Objective: Write down each entry again, exactly as it reads.
****************************************
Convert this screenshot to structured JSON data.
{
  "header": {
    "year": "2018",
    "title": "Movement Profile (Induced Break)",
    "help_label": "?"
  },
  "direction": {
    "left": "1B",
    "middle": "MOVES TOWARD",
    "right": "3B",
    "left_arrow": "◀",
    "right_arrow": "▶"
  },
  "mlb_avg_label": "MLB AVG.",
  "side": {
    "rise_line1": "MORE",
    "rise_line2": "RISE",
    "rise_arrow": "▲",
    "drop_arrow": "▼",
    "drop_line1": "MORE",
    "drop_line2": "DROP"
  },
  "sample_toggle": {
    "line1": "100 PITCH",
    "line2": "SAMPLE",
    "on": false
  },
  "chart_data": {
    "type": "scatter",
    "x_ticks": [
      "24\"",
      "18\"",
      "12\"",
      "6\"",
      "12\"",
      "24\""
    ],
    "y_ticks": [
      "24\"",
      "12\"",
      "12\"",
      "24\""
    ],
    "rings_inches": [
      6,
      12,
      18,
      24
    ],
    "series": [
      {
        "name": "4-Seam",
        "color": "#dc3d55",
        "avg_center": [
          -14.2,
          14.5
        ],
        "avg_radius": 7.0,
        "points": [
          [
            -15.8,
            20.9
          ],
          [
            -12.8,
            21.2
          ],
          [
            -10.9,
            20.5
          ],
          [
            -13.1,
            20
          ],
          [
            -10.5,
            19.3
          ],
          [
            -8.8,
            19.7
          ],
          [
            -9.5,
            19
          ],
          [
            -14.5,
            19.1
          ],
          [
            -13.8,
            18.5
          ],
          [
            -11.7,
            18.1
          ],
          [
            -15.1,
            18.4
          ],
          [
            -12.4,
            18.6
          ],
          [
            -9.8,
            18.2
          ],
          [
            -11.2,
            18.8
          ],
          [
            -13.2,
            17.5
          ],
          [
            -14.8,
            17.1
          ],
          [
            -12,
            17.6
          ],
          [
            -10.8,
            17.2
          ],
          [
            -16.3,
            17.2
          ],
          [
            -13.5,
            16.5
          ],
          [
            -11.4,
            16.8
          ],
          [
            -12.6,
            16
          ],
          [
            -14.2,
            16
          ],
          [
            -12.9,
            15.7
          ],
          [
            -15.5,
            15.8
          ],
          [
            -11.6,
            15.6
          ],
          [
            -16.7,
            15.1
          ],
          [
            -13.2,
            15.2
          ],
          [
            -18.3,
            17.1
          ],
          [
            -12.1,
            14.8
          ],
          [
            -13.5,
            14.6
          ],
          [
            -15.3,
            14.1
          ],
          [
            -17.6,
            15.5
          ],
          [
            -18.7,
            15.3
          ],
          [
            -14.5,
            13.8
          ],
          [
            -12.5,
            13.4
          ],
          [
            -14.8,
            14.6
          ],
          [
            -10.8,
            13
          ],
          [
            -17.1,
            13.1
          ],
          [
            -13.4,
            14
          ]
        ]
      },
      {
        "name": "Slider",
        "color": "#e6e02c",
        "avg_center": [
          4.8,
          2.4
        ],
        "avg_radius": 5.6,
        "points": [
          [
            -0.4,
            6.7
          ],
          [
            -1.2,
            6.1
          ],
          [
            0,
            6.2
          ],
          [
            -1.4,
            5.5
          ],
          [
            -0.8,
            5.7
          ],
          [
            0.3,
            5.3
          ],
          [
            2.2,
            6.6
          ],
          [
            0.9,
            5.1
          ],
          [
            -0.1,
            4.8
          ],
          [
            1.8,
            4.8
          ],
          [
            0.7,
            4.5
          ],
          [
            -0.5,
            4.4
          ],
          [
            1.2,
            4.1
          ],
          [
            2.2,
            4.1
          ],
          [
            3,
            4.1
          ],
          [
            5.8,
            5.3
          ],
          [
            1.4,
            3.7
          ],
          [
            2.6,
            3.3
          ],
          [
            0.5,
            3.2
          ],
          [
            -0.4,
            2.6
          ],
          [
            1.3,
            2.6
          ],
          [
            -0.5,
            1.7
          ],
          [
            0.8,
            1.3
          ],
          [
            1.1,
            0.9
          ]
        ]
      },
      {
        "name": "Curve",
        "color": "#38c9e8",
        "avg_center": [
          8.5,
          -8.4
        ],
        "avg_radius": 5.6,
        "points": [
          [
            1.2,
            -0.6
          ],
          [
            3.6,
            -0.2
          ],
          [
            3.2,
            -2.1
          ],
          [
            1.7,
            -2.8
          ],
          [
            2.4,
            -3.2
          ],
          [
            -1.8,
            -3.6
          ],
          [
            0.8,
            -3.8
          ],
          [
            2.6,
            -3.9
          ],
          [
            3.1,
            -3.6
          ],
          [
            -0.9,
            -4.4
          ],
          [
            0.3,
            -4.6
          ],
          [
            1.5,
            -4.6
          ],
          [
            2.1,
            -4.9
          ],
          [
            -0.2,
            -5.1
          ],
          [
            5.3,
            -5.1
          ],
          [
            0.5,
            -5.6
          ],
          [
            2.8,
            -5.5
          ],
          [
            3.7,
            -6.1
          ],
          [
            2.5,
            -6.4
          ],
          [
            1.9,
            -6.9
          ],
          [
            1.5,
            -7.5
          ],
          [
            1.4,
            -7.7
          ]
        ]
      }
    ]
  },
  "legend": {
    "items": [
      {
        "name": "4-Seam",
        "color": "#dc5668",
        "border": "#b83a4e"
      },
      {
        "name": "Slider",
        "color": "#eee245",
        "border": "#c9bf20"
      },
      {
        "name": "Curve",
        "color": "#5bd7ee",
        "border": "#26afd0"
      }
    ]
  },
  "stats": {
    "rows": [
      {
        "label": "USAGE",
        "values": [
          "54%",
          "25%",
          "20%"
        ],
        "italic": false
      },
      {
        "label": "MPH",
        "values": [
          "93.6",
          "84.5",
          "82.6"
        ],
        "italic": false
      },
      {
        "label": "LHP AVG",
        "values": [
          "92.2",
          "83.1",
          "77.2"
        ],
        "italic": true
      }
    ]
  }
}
****************************************
Written reply:
Convert this screenshot to structured JSON data.
{
  "header": {
    "year": "2018",
    "title": "Movement Profile (Induced Break)",
    "help_label": "?"
  },
  "direction": {
    "left": "1B",
    "middle": "MOVES TOWARD",
    "right": "3B",
    "left_arrow": "◀",
    "right_arrow": "▶"
  },
  "mlb_avg_label": "MLB AVG.",
  "side": {
    "rise_line1": "MORE",
    "rise_line2": "RISE",
    "rise_arrow": "▲",
    "drop_arrow": "▼",
    "drop_line1": "MORE",
    "drop_line2": "DROP"
  },
  "sample_toggle": {
    "line1": "100 PITCH",
    "line2": "SAMPLE",
    "on": false
  },
  "chart_data": {
    "type": "scatter",
    "x_ticks": [
      "24\"",
      "18\"",
      "12\"",
      "6\"",
      "12\"",
      "24\""
    ],
    "y_ticks": [
      "24\"",
      "12\"",
      "12\"",
      "24\""
    ],
    "rings_inches": [
      6,
      12,
      18,
      24
    ],
    "series": [
      {
        "name": "4-Seam",
        "color": "#dc3d55",
        "avg_center": [
          -14.2,
          14.5
        ],
        "avg_radius": 7.0,
        "points": [
          [
            -15.8,
            20.9
          ],
          [
            -12.8,
            21.2
          ],
          [
            -10.9,
            20.5
          ],
          [
            -13.1,
            20
          ],
          [
            -10.5,
            19.3
          ],
          [
            -8.8,
            19.7
          ],
          [
            -9.5,
            19
          ],
          [
            -14.5,
            19.1
          ],
          [
            -13.8,
            18.5
          ],
          [
            -11.7,
            18.1
          ],
          [
            -15.1,
            18.4
          ],
          [
            -12.4,
            18.6
          ],
          [
            -9.8,
            18.2
          ],
          [
            -11.2,
            18.8
          ],
          [
            -13.2,
            17.5
          ],
          [
            -14.8,
            17.1
          ],
          [
            -12,
            17.6
          ],
          [
            -10.8,
            17.2
          ],
          [
            -16.3,
            17.2
          ],
          [
            -13.5,
            16.5
          ],
          [
            -11.4,
            16.8
          ],
          [
            -12.6,
            16
          ],
          [
            -14.2,
            16
          ],
          [
            -12.9,
            15.7
          ],
          [
            -15.5,
            15.8
          ],
          [
            -11.6,
            15.6
          ],
          [
            -16.7,
            15.1
          ],
          [
            -13.2,
            15.2
          ],
          [
            -18.3,
            17.1
          ],
          [
            -12.1,
            14.8
          ],
          [
            -13.5,
            14.6
          ],
          [
            -15.3,
            14.1
          ],
          [
            -17.6,
            15.5
          ],
          [
            -18.7,
            15.3
          ],
          [
            -14.5,
            13.8
          ],
          [
            -12.5,
            13.4
          ],
          [
            -14.8,
            14.6
          ],
          [
            -10.8,
            13
          ],
          [
            -17.1,
            13.1
          ],
          [
            -13.4,
            14
          ]
        ]
      },
      {
        "name": "Slider",
        "color": "#e6e02c",
        "avg_center": [
          4.8,
          2.4
        ],
        "avg_radius": 5.6,
        "points": [
          [
            -0.4,
            6.7
          ],
          [
            -1.2,
            6.1
          ],
          [
            0,
            6.2
          ],
          [
            -1.4,
            5.5
          ],
          [
            -0.8,
            5.7
          ],
          [
            0.3,
            5.3
          ],
          [
            2.2,
            6.6
          ],
          [
            0.9,
            5.1
          ],
          [
            -0.1,
            4.8
          ],
          [
            1.8,
            4.8
          ],
          [
            0.7,
            4.5
          ],
          [
            -0.5,
            4.4
          ],
          [
            1.2,
            4.1
          ],
          [
            2.2,
            4.1
          ],
          [
            3,
            4.1
          ],
          [
            5.8,
            5.3
          ],
          [
            1.4,
            3.7
          ],
          [
            2.6,
            3.3
          ],
          [
            0.5,
            3.2
          ],
          [
            -0.4,
            2.6
          ],
          [
            1.3,
            2.6
          ],
          [
            -0.5,
            1.7
          ],
          [
            0.8,
            1.3
          ],
          [
            1.1,
            0.9
          ]
        ]
      },
      {
        "name": "Curve",
        "color": "#38c9e8",
        "avg_center": [
          8.5,
          -8.4
        ],
        "avg_radius": 5.6,
        "points": [
          [
            1.2,
            -0.6
          ],
          [
            3.6,
            -0.2
          ],
          [
            3.2,
            -2.1
          ],
          [
            1.7,
            -2.8
          ],
          [
            2.4,
            -3.2
          ],
          [
            -1.8,
            -3.6
          ],
          [
            0.8,
            -3.8
          ],
          [
            2.6,
            -3.9
          ],
          [
            3.1,
            -3.6
          ],
          [
            -0.9,
            -4.4
          ],
          [
            0.3,
            -4.6
          ],
          [
            1.5,
            -4.6
          ],
          [
            2.1,
            -4.9
          ],
          [
            -0.2,
            -5.1
          ],
          [
            5.3,
            -5.1
          ],
          [
            0.5,
            -5.6
          ],
          [
            2.8,
            -5.5
          ],
          [
            3.7,
            -6.1
          ],
          [
            2.5,
            -6.4
          ],
          [
            1.9,
            -6.9
          ],
          [
            1.5,
            -7.5
          ],
          [
            1.4,
            -7.7
          ]
        ]
      }
    ]
  },
  "legend": {
    "items": [
      {
        "name": "4-Seam",
        "color": "#dc5668",
        "border": "#b83a4e"
      },
      {
        "name": "Slider",
        "color": "#eee245",
        "border": "#c9bf20"
      },
      {
        "name": "Curve",
        "color": "#5bd7ee",
        "border": "#26afd0"
      }
    ]
  },
  "stats": {
    "rows": [
      {
        "label": "USAGE",
        "values": [
          "54%",
          "25%",
          "20%"
        ],
        "italic": false
      },
      {
        "label": "MPH",
        "values": [
          "93.6",
          "84.5",
          "82.6"
        ],
        "italic": false
      },
      {
        "label": "LHP AVG",
        "values": [
          "92.2",
          "83.1",
          "77.2"
        ],
        "italic": true
      }
    ]
  }
}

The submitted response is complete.